[INFORMATION]
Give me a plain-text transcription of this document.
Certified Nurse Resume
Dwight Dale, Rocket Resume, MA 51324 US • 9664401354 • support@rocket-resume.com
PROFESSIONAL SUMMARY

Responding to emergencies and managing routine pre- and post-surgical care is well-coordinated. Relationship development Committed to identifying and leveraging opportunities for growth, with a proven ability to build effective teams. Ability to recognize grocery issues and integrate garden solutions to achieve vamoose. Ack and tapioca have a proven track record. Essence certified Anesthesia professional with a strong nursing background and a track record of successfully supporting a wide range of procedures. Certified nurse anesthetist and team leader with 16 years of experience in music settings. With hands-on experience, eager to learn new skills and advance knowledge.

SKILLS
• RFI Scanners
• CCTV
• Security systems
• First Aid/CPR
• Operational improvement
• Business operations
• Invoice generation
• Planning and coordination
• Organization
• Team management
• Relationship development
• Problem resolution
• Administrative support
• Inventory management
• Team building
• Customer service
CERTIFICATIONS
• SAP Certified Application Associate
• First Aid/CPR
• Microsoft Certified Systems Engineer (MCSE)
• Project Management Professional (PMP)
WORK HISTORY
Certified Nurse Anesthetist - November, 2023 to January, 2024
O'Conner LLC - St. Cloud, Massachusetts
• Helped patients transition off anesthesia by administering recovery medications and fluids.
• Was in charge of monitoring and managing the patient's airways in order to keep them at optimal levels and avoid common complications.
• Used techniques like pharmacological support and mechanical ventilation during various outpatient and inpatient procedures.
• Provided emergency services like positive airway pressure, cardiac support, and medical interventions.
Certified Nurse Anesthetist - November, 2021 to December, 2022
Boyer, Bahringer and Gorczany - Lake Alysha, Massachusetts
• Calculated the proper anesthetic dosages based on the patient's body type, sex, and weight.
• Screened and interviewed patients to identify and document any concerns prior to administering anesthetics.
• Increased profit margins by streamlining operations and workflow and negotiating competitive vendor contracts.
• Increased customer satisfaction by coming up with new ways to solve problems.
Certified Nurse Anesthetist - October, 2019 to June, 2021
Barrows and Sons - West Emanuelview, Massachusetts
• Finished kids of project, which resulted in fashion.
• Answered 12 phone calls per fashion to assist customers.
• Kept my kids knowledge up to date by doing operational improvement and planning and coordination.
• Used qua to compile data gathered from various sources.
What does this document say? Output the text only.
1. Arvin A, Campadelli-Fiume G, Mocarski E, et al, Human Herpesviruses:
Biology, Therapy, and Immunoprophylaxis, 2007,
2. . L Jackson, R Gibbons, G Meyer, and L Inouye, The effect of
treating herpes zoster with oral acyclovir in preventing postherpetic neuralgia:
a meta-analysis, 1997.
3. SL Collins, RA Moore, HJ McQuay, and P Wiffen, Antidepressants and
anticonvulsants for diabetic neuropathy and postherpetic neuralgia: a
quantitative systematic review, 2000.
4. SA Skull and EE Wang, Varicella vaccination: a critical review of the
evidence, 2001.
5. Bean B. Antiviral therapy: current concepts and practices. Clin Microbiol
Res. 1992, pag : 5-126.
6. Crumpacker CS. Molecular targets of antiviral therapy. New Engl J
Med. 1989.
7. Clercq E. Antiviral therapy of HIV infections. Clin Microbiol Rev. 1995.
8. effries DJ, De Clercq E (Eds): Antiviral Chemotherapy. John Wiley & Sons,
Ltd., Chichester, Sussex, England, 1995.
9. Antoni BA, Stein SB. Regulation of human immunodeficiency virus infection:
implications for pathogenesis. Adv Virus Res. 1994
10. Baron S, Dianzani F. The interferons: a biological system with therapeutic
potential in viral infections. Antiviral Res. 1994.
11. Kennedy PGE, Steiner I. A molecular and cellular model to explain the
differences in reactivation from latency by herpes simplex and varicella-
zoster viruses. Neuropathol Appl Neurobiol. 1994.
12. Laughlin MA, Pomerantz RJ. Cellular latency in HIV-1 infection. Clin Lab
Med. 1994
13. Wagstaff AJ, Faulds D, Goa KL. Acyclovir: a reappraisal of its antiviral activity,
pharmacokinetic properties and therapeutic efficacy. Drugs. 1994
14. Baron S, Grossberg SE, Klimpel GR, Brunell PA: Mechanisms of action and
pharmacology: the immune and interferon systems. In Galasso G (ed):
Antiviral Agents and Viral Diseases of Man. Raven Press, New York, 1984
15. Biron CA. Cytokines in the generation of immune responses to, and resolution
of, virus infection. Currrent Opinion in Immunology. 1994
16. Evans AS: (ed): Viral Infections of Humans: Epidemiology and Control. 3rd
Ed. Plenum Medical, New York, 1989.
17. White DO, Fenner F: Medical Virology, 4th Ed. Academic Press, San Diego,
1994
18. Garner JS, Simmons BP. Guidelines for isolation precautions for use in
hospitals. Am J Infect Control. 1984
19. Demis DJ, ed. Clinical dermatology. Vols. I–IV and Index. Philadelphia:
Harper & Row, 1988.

[ASSIGNED TASK] How many lines in the records hold the string "Massachusetts"? Reply with the number only.

[EXERCISE RESULT] 3